**DATASET EXTRACT:**
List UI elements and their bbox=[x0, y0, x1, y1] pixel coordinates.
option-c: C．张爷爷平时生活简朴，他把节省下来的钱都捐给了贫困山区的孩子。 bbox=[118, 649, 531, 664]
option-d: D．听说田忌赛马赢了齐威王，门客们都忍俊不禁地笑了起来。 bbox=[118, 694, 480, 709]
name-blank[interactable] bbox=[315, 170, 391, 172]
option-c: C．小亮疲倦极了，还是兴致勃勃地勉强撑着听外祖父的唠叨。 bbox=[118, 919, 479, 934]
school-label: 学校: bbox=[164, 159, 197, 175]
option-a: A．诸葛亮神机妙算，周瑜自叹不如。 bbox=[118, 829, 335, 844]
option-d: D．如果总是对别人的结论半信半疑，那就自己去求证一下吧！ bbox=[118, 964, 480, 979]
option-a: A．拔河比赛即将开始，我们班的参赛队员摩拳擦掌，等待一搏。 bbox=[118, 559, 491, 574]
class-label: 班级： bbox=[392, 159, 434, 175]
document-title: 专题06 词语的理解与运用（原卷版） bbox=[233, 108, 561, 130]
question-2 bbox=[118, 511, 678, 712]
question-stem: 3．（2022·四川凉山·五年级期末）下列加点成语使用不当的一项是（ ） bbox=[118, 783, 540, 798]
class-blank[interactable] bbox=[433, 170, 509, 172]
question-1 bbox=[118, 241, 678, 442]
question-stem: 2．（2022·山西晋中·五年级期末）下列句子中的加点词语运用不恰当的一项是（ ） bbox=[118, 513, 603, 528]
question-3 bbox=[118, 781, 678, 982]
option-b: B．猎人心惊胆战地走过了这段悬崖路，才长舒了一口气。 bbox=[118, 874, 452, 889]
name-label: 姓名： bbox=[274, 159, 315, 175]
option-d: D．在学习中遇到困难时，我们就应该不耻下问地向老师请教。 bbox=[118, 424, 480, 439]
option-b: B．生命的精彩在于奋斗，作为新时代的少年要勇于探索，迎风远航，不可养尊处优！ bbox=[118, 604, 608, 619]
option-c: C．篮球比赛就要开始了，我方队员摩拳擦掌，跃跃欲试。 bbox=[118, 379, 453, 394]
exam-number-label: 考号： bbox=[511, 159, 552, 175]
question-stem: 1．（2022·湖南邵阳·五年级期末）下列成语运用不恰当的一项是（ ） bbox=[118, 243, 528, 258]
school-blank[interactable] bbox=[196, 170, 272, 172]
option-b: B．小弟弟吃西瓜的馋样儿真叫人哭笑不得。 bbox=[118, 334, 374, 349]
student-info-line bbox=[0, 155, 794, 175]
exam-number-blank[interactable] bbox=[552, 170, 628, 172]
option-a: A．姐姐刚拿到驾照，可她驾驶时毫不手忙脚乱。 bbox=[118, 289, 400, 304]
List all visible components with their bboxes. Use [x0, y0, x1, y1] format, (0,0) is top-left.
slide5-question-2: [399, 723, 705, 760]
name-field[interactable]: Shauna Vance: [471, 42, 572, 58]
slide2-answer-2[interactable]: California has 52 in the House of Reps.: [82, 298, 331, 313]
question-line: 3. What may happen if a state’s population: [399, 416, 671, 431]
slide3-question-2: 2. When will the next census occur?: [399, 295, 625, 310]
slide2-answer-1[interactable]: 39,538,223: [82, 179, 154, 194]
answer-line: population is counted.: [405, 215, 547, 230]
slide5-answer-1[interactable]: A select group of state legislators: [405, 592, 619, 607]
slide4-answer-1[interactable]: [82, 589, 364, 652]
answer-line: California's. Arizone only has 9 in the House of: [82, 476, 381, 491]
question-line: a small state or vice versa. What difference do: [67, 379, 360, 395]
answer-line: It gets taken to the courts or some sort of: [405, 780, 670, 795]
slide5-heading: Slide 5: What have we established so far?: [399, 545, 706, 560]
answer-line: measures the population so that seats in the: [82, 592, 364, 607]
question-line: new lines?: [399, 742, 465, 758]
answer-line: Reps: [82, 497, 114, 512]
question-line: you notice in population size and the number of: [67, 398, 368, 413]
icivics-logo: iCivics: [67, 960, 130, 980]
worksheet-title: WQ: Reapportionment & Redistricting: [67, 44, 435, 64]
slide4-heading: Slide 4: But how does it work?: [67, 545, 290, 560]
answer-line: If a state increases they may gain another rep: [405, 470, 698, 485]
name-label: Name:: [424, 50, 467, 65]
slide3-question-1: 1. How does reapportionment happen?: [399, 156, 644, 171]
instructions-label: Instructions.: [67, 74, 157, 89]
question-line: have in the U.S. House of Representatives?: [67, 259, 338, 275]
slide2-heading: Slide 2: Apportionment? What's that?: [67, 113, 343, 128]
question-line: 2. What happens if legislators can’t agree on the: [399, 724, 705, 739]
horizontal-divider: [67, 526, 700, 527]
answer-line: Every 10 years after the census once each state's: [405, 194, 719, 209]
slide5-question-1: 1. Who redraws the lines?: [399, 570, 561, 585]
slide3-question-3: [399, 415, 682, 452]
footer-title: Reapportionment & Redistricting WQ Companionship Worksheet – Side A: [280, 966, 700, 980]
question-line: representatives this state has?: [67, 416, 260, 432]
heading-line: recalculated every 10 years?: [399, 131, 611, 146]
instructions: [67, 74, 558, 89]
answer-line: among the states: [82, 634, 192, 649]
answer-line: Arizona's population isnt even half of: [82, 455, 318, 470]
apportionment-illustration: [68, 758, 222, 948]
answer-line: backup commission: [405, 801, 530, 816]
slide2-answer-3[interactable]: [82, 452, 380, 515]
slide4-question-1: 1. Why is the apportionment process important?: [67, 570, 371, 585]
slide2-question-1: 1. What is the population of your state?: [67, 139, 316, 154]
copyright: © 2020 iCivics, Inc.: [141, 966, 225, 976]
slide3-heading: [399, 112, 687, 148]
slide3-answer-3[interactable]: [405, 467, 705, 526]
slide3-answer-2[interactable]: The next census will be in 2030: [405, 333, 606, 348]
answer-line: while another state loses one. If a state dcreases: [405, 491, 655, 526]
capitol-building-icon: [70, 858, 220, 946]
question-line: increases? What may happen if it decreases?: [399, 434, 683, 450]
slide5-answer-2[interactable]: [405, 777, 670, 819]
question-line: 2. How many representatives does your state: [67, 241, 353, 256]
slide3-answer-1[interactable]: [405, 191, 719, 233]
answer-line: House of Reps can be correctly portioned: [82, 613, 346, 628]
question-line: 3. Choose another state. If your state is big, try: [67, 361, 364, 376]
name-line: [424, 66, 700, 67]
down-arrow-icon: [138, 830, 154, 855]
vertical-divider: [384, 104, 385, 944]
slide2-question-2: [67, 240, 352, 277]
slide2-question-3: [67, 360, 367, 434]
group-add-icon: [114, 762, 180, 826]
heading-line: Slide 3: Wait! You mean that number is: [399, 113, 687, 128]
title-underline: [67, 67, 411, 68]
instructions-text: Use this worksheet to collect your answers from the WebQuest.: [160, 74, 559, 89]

**PROMPT:** Could you set out every row above as a numbered list, skipping any blank lines?

**TASK OUTPUT:**
1. List UI elements and their bbox=[x0, y0, x1, y1] pixel coordinates.
2. option-c: C．张爷爷平时生活简朴，他把节省下来的钱都捐给了贫困山区的孩子。 bbox=[118, 649, 531, 664]
3. option-d: D．听说田忌赛马赢了齐威王，门客们都忍俊不禁地笑了起来。 bbox=[118, 694, 480, 709]
4. name-blank[interactable] bbox=[315, 170, 391, 172]
5. option-c: C．小亮疲倦极了，还是兴致勃勃地勉强撑着听外祖父的唠叨。 bbox=[118, 919, 479, 934]
6. school-label: 学校: bbox=[164, 159, 197, 175]
7. option-a: A．诸葛亮神机妙算，周瑜自叹不如。 bbox=[118, 829, 335, 844]
8. option-d: D．如果总是对别人的结论半信半疑，那就自己去求证一下吧！ bbox=[118, 964, 480, 979]
9. option-a: A．拔河比赛即将开始，我们班的参赛队员摩拳擦掌，等待一搏。 bbox=[118, 559, 491, 574]
10. class-label: 班级： bbox=[392, 159, 434, 175]
11. document-title: 专题06 词语的理解与运用（原卷版） bbox=[233, 108, 561, 130]
12. question-2 bbox=[118, 511, 678, 712]
13. question-stem: 3．（2022·四川凉山·五年级期末）下列加点成语使用不当的一项是（ ） bbox=[118, 783, 540, 798]
14. class-blank[interactable] bbox=[433, 170, 509, 172]
15. question-1 bbox=[118, 241, 678, 442]
16. question-stem: 2．（2022·山西晋中·五年级期末）下列句子中的加点词语运用不恰当的一项是（ ） bbox=[118, 513, 603, 528]
17. question-3 bbox=[118, 781, 678, 982]
18. option-b: B．猎人心惊胆战地走过了这段悬崖路，才长舒了一口气。 bbox=[118, 874, 452, 889]
19. name-label: 姓名： bbox=[274, 159, 315, 175]
20. option-d: D．在学习中遇到困难时，我们就应该不耻下问地向老师请教。 bbox=[118, 424, 480, 439]
21. option-b: B．生命的精彩在于奋斗，作为新时代的少年要勇于探索，迎风远航，不可养尊处优！ bbox=[118, 604, 608, 619]
22. option-c: C．篮球比赛就要开始了，我方队员摩拳擦掌，跃跃欲试。 bbox=[118, 379, 453, 394]
23. exam-number-label: 考号： bbox=[511, 159, 552, 175]
24. question-stem: 1．（2022·湖南邵阳·五年级期末）下列成语运用不恰当的一项是（ ） bbox=[118, 243, 528, 258]
25. school-blank[interactable] bbox=[196, 170, 272, 172]
26. option-b: B．小弟弟吃西瓜的馋样儿真叫人哭笑不得。 bbox=[118, 334, 374, 349]
27. student-info-line bbox=[0, 155, 794, 175]
28. exam-number-blank[interactable] bbox=[552, 170, 628, 172]
29. option-a: A．姐姐刚拿到驾照，可她驾驶时毫不手忙脚乱。 bbox=[118, 289, 400, 304]
30. List all visible components with their bboxes. Use [x0, y0, x1, y1] format, (0,0) is top-left.
31. slide5-question-2: [399, 723, 705, 760]
32. name-field[interactable]: Shauna Vance: [471, 42, 572, 58]
33. slide2-answer-2[interactable]: California has 52 in the House of Reps.: [82, 298, 331, 313]
34. question-line: 3. What may happen if a state’s population: [399, 416, 671, 431]
35. slide3-question-2: 2. When will the next census occur?: [399, 295, 625, 310]
36. slide2-answer-1[interactable]: 39,538,223: [82, 179, 154, 194]
37. answer-line: population is counted.: [405, 215, 547, 230]
38. slide5-answer-1[interactable]: A select group of state legislators: [405, 592, 619, 607]
39. slide4-answer-1[interactable]: [82, 589, 364, 652]
40. answer-line: California's. Arizone only has 9 in the House of: [82, 476, 381, 491]
41. question-line: a small state or vice versa. What difference do: [67, 379, 360, 395]
42. answer-line: It gets taken to the courts or some sort of: [405, 780, 670, 795]
43. slide5-heading: Slide 5: What have we established so far?: [399, 545, 706, 560]
44. answer-line: measures the population so that seats in the: [82, 592, 364, 607]
45. question-line: new lines?: [399, 742, 465, 758]
46. answer-line: Reps: [82, 497, 114, 512]
47. question-line: you notice in population size and the number of: [67, 398, 368, 413]
48. icivics-logo: iCivics: [67, 960, 130, 980]
49. worksheet-title: WQ: Reapportionment & Redistricting: [67, 44, 435, 64]
50. slide4-heading: Slide 4: But how does it work?: [67, 545, 290, 560]
51. answer-line: If a state increases they may gain another rep: [405, 470, 698, 485]
52. name-label: Name:: [424, 50, 467, 65]
53. slide3-question-1: 1. How does reapportionment happen?: [399, 156, 644, 171]
54. instructions-label: Instructions.: [67, 74, 157, 89]
55. question-line: have in the U.S. House of Representatives?: [67, 259, 338, 275]
56. slide2-heading: Slide 2: Apportionment? What's that?: [67, 113, 343, 128]
57. question-line: 2. What happens if legislators can’t agree on the: [399, 724, 705, 739]
58. horizontal-divider: [67, 526, 700, 527]
59. answer-line: Every 10 years after the census once each state's: [405, 194, 719, 209]
60. slide5-question-1: 1. Who redraws the lines?: [399, 570, 561, 585]
61. slide3-question-3: [399, 415, 682, 452]
62. footer-title: Reapportionment & Redistricting WQ Companionship Worksheet – Side A: [280, 966, 700, 980]
63. question-line: representatives this state has?: [67, 416, 260, 432]
64. heading-line: recalculated every 10 years?: [399, 131, 611, 146]
65. instructions: [67, 74, 558, 89]
66. answer-line: among the states: [82, 634, 192, 649]
67. answer-line: Arizona's population isnt even half of: [82, 455, 318, 470]
68. apportionment-illustration: [68, 758, 222, 948]
69. answer-line: backup commission: [405, 801, 530, 816]
70. slide2-answer-3[interactable]: [82, 452, 380, 515]
71. slide4-question-1: 1. Why is the apportionment process important?: [67, 570, 371, 585]
72. slide2-question-1: 1. What is the population of your state?: [67, 139, 316, 154]
73. copyright: © 2020 iCivics, Inc.: [141, 966, 225, 976]
74. slide3-heading: [399, 112, 687, 148]
75. slide3-answer-3[interactable]: [405, 467, 705, 526]
76. slide3-answer-2[interactable]: The next census will be in 2030: [405, 333, 606, 348]
77. answer-line: while another state loses one. If a state dcreases: [405, 491, 655, 526]
78. capitol-building-icon: [70, 858, 220, 946]
79. question-line: increases? What may happen if it decreases?: [399, 434, 683, 450]
80. slide5-answer-2[interactable]: [405, 777, 670, 819]
81. question-line: 2. How many representatives does your state: [67, 241, 353, 256]
82. slide3-answer-1[interactable]: [405, 191, 719, 233]
83. answer-line: House of Reps can be correctly portioned: [82, 613, 346, 628]
84. question-line: 3. Choose another state. If your state is big, try: [67, 361, 364, 376]
85. name-line: [424, 66, 700, 67]
86. down-arrow-icon: [138, 830, 154, 855]
87. vertical-divider: [384, 104, 385, 944]
88. slide2-question-2: [67, 240, 352, 277]
89. slide2-question-3: [67, 360, 367, 434]
90. group-add-icon: [114, 762, 180, 826]
91. heading-line: Slide 3: Wait! You mean that number is: [399, 113, 687, 128]
92. title-underline: [67, 67, 411, 68]
93. instructions-text: Use this worksheet to collect your answers from the WebQuest.: [160, 74, 559, 89]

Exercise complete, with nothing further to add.